Pictures in the records should not be copied, but every other part must be repeated exactly.

##############################

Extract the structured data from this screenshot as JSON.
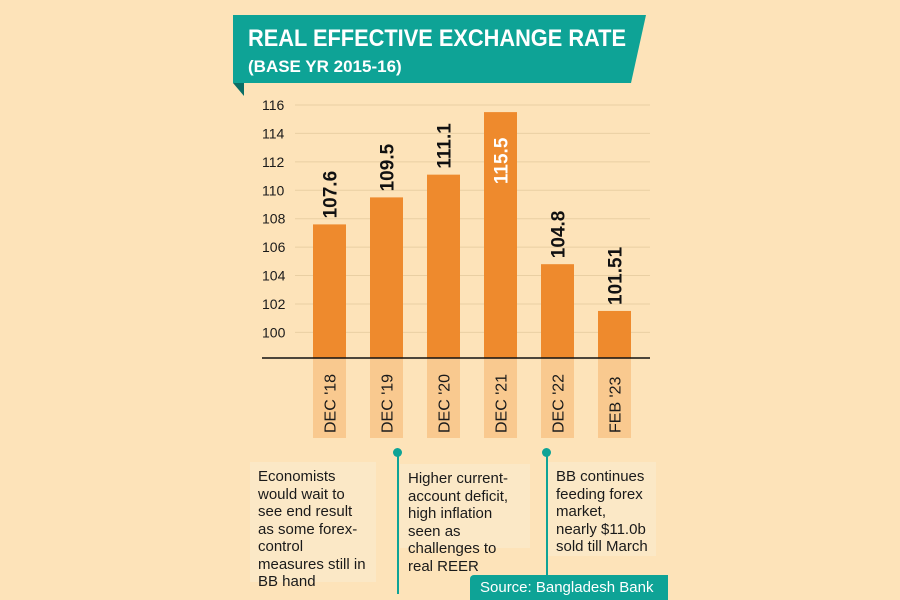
{
  "chart_data": {
    "type": "bar",
    "title": "REAL EFFECTIVE EXCHANGE RATE",
    "subtitle": "(BASE YR 2015-16)",
    "categories": [
      "DEC '18",
      "DEC '19",
      "DEC '20",
      "DEC '21",
      "DEC '22",
      "FEB '23"
    ],
    "values": [
      107.6,
      109.5,
      111.1,
      115.5,
      104.8,
      101.51
    ],
    "value_labels": [
      "107.6",
      "109.5",
      "111.1",
      "115.5",
      "104.8",
      "101.51"
    ],
    "yticks": [
      "100",
      "102",
      "104",
      "106",
      "108",
      "110",
      "112",
      "114",
      "116"
    ],
    "ylim": [
      98.2,
      116
    ],
    "grid": true,
    "highlight_index": 3,
    "colors": {
      "bar": "#ee8a2d",
      "category_box": "#f9c98f",
      "accent": "#0ea396",
      "background": "#fde3b9"
    }
  },
  "notes": [
    "Economists would wait to see end result as some forex-control measures still in BB hand",
    "Higher current-account deficit, high inflation seen as challenges to real REER",
    "BB continues feeding forex market, nearly $11.0b sold till March"
  ],
  "source": "Source: Bangladesh Bank"
}
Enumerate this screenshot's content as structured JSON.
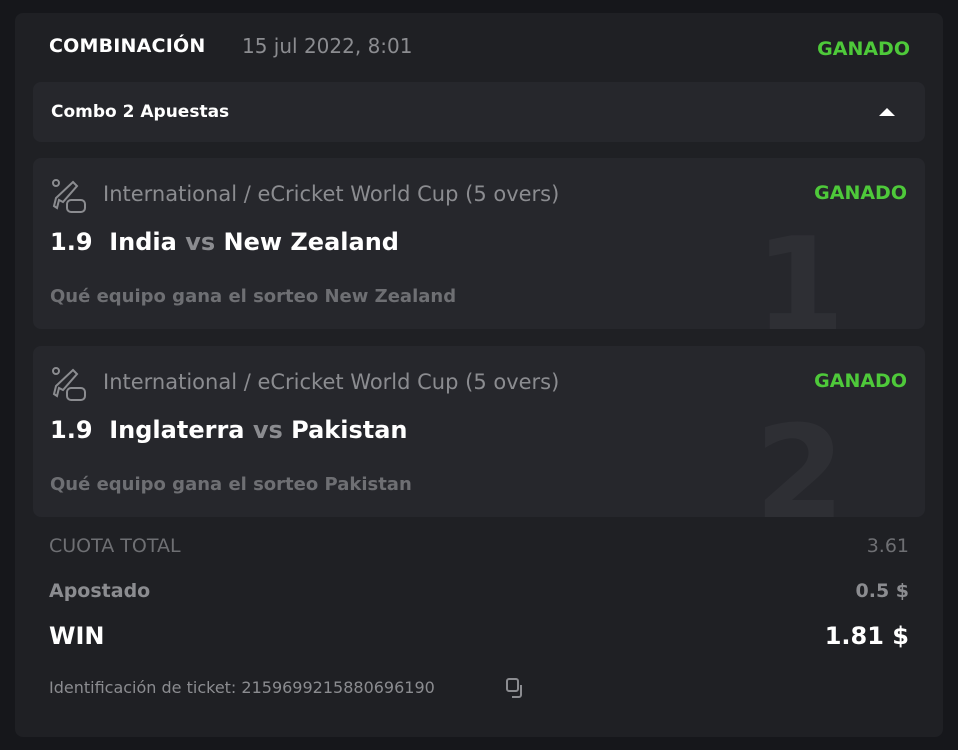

##############################

## RESPONSE TO THE TASK
Extract the structured data from this screenshot as JSON.
{
  "chart_data": {
    "type": "bar",
    "title": "REAL EFFECTIVE EXCHANGE RATE",
    "subtitle": "(BASE YR 2015-16)",
    "categories": [
      "DEC '18",
      "DEC '19",
      "DEC '20",
      "DEC '21",
      "DEC '22",
      "FEB '23"
    ],
    "values": [
      107.6,
      109.5,
      111.1,
      115.5,
      104.8,
      101.51
    ],
    "value_labels": [
      "107.6",
      "109.5",
      "111.1",
      "115.5",
      "104.8",
      "101.51"
    ],
    "yticks": [
      "100",
      "102",
      "104",
      "106",
      "108",
      "110",
      "112",
      "114",
      "116"
    ],
    "ylim": [
      98.2,
      116
    ],
    "grid": true,
    "highlight_index": 3,
    "colors": {
      "bar": "#ee8a2d",
      "category_box": "#f9c98f",
      "accent": "#0ea396",
      "background": "#fde3b9"
    }
  },
  "notes": [
    "Economists would wait to see end result as some forex-control measures still in BB hand",
    "Higher current-account deficit, high inflation seen as challenges to real REER",
    "BB continues feeding forex market, nearly $11.0b sold till March"
  ],
  "source": "Source: Bangladesh Bank"
}
Enumerate this screenshot's content as structured JSON.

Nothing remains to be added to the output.